(Extracted records)
# # #

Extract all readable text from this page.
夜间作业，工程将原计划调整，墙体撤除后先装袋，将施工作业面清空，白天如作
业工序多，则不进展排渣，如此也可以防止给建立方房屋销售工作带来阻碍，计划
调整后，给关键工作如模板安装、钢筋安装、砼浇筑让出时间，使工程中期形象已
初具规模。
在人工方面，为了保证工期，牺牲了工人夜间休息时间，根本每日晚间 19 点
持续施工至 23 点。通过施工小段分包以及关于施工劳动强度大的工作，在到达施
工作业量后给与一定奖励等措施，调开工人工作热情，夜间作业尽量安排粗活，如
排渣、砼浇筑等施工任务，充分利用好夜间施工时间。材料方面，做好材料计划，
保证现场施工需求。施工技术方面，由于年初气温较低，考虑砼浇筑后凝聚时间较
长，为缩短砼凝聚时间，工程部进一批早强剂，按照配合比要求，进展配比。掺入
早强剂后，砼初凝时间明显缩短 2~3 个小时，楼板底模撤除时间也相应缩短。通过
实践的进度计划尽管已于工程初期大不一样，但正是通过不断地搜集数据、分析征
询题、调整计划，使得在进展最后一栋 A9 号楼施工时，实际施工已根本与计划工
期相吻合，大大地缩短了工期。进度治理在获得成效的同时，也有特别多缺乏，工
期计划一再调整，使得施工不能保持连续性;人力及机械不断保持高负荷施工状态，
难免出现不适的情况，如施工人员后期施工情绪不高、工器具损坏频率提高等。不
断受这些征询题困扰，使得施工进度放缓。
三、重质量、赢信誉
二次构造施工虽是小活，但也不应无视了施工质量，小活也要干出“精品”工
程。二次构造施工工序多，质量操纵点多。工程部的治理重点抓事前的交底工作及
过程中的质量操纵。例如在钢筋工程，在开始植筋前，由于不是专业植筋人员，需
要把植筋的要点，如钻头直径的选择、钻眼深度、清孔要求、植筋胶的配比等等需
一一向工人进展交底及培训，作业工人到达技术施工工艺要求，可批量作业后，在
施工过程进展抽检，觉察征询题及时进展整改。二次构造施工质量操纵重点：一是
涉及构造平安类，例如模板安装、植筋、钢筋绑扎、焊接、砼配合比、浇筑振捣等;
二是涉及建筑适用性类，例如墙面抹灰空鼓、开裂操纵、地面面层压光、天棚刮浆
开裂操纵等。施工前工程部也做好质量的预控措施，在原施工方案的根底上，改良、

# # #

### Task objective
Extract each line from the listing above, please, and repeat it exactly.

### Response
Extract all readable text from this page.
夜间作业，工程将原计划调整，墙体撤除后先装袋，将施工作业面清空，白天如作
业工序多，则不进展排渣，如此也可以防止给建立方房屋销售工作带来阻碍，计划
调整后，给关键工作如模板安装、钢筋安装、砼浇筑让出时间，使工程中期形象已
初具规模。
在人工方面，为了保证工期，牺牲了工人夜间休息时间，根本每日晚间 19 点
持续施工至 23 点。通过施工小段分包以及关于施工劳动强度大的工作，在到达施
工作业量后给与一定奖励等措施，调开工人工作热情，夜间作业尽量安排粗活，如
排渣、砼浇筑等施工任务，充分利用好夜间施工时间。材料方面，做好材料计划，
保证现场施工需求。施工技术方面，由于年初气温较低，考虑砼浇筑后凝聚时间较
长，为缩短砼凝聚时间，工程部进一批早强剂，按照配合比要求，进展配比。掺入
早强剂后，砼初凝时间明显缩短 2~3 个小时，楼板底模撤除时间也相应缩短。通过
实践的进度计划尽管已于工程初期大不一样，但正是通过不断地搜集数据、分析征
询题、调整计划，使得在进展最后一栋 A9 号楼施工时，实际施工已根本与计划工
期相吻合，大大地缩短了工期。进度治理在获得成效的同时，也有特别多缺乏，工
期计划一再调整，使得施工不能保持连续性;人力及机械不断保持高负荷施工状态，
难免出现不适的情况，如施工人员后期施工情绪不高、工器具损坏频率提高等。不
断受这些征询题困扰，使得施工进度放缓。
三、重质量、赢信誉
二次构造施工虽是小活，但也不应无视了施工质量，小活也要干出“精品”工
程。二次构造施工工序多，质量操纵点多。工程部的治理重点抓事前的交底工作及
过程中的质量操纵。例如在钢筋工程，在开始植筋前，由于不是专业植筋人员，需
要把植筋的要点，如钻头直径的选择、钻眼深度、清孔要求、植筋胶的配比等等需
一一向工人进展交底及培训，作业工人到达技术施工工艺要求，可批量作业后，在
施工过程进展抽检，觉察征询题及时进展整改。二次构造施工质量操纵重点：一是
涉及构造平安类，例如模板安装、植筋、钢筋绑扎、焊接、砼配合比、浇筑振捣等;
二是涉及建筑适用性类，例如墙面抹灰空鼓、开裂操纵、地面面层压光、天棚刮浆
开裂操纵等。施工前工程部也做好质量的预控措施，在原施工方案的根底上，改良、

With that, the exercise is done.